• WHAT IS ASKED:
a - According to the PEM repository README, which version of QEMU is PEM's source code based on?
b - Extend the PEM repository README with the passage that would follow its final sentence, in the same style.

• SELECTED EXCERPT:
This repository contains the source code of PEM. PEM is a dynamic-analysis-based tool for detecting similar functions across different binary programs. Specifically, given a query binary function, PEM searches for the most similar function in a target binary.
To detect the similar function among a large number of candidate functions, PEM leverages dynamic analysis to collect the execution information (e.g., values of registers and memory) from both the query function and the candidate functions. PEM then compares the execution information of the query function with each candidate function. The candidate function with the most similar execution information is considered the most similar function.
In this file, we first introduce the structure of the repository. Then, we illustrate the PEM's core components from the perspective of the code. Finally, we provide the instructions for compiling PEM from the source code.
Additionally, we upload a runnable demo of PEM on Docker Hub.
Please refer to README-docker.md
in this repository for more details.
The repository is organized as follow:
├── README-docker.md
├── README-dev.md
├── eval-scripts
├── eval-cross-arch
├── py-scripts
└── qemu-6.2.0
README-dev.md
is the file you are reading now.
README-docker.md
contains the instructions for running PEM with a pre-configured Docker image.
eval-scripts
and eval-cross-arch
contains the scripts for running PEM on the evaluation dataset. They can be used as templates for running PEM on other datasets.
py-scripts
contains the python scripts used by PEM.
qemu-6.2.0
contains the source code of PEM. It is based on QEMU 6.2.0.
We briefly go through the core components of PEM.
PEM leverages IDA and Ghidra to pre-analyze the input binary files.
The pre-analysis aims to extract the control flow graph (CFG),
library functions, and string constants from the binary files.
Please refer to py-scripts/README.md
for more details.
The probabilistic execution engine takes as input a binary file (and a set of static information, e.g., the CFG). It iteratively samples each function in the binary file and stores the observable values in a file. In this part, we mainly illustrate on three core parts of the engine: (1) the interpreter, (2) the probabilistic path sampling algorithm, and (3) the probabilistic memory model.
The front-end of QEMU translates x86
instructions into an intermediate representation(IR)
called Tiny Code(TC)
.
The form of TC
is similar to our illustrative language in Fig. 5.
They are defined in qemu-6.2.0/linux-user/pr_emulator/inst.txt
.
The interpretation rules in Fig. 7 of the paper are defined in
qemu-6.2.0/linux-user/pr_emulator/emulator.hh
.
They are implemented in
qemu-6.2.0/linux-user/pr_emulator/emulator.cc
qemu-6.2.0/linux-user/pr_emulator/emu_flow.cc
qemu-6.2.0/linux-user/pr_emulator/emu_value.cc
qemu-6.2.0/linux-user/pr_emulator/emu_libcall.cc
qemu-6.2.0/linux-user/pr_emulator/emu_operation.cc
The main function of the interpreter is defined at line 144 of .../emulator.cc
.

• GIVEN DATA:
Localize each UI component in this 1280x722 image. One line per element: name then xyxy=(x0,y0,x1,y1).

• THE ANSWERS:
a - QEMU 6.2.0

b -
It iteratively interpret each instruction inside a basic block (lines 167-204).
When the interpreter reaches the end of a basic block, it calls the function
switchToNewBasicBlock
to decide the address of the next basic block.
Specifically, the statement at line 268 shows how the path sampling algorithm interacts with the interpreter.
eip = sampler->guideBranch(currentEndPC - load_info.load_bias, EMU_PC - load_info.load_bias, ctx);
As shown in the rule JccGT
of Fig. 7 of the paper,
the sampler
use the program counter of current basic block (the first parameter)
to decide whether to flip the current branch or not.
If the branch is flipped, the sampler
returns the address of the target basic block.
Otherwise, it returns the address of the original branch outcome (the second parameter).
PEM generates 20000 random numbers following a Beta distribution before the probabilistic execution. At each step, PEM sorts all the predicates according to their dynamic selectivity. Then it randomly picks a number from the pre-generated random numbers. The number is further used to select the predicate to be flipped.
First, a list of random number is generated via py-scripts/probabilistic_sampling.py
.
The script samples 20000 random numbers following a Beta distribution with parameter a=0.003.
Then the random numbers are normalized from
During probabilistic execution, these random numbers are loaded into an array named randomSamples
.
The main part of the path sampling algorithm is defined in
qemu-6.2.0/linux-user/pr_sampler/selectivity_path_planner.cc
.
The probabilistic sampling is implemented from line 205 to line 209.
PEM first randomly select a sampled number.
auto randNum = rand();
auto factor = randomSamples[(randNum % SAMPLE_SIZE)];
Since the sampled numbers in randomSamples
follows a Beta distribution and randNumber
is uniformly distributed, the number
factor
follows a Beta distribution.
Then the index of the selected predicate is calculated by
auto selectedIdx = (int)(factor * (selectivityAllCandidates.size() - 1));
At lines 229-232, PEM selects the predicate to flip with the calculated index.
auto it = selectivityAllCandidates.begin();
for (auto i = 0; i < selectedIdx; i++) {
it++;
}
Note that selectivityAllCandidates
is an ordered set of predicates.
The traversal begins from the predicate with the smallest selectivity.
Similar to the probabilistic path sampling algorithm,
the initial values of the probabilistic memory model are
pre-generated by py-scripts/generate_random_memory.py
.
It simply generates 4M random bytes and stores them in a file.
During probabilistic execution, the initial values are mapped to a memory region named randomMem
.
The main part of the memory model is defined in
qemu-6.2.0/linux-user/pr_emulator/emu_value.cc
.
The probabilistic memory model is implemented from line 79 to line 82.
auto page = new uint8_t[PAGE_SIZE];
...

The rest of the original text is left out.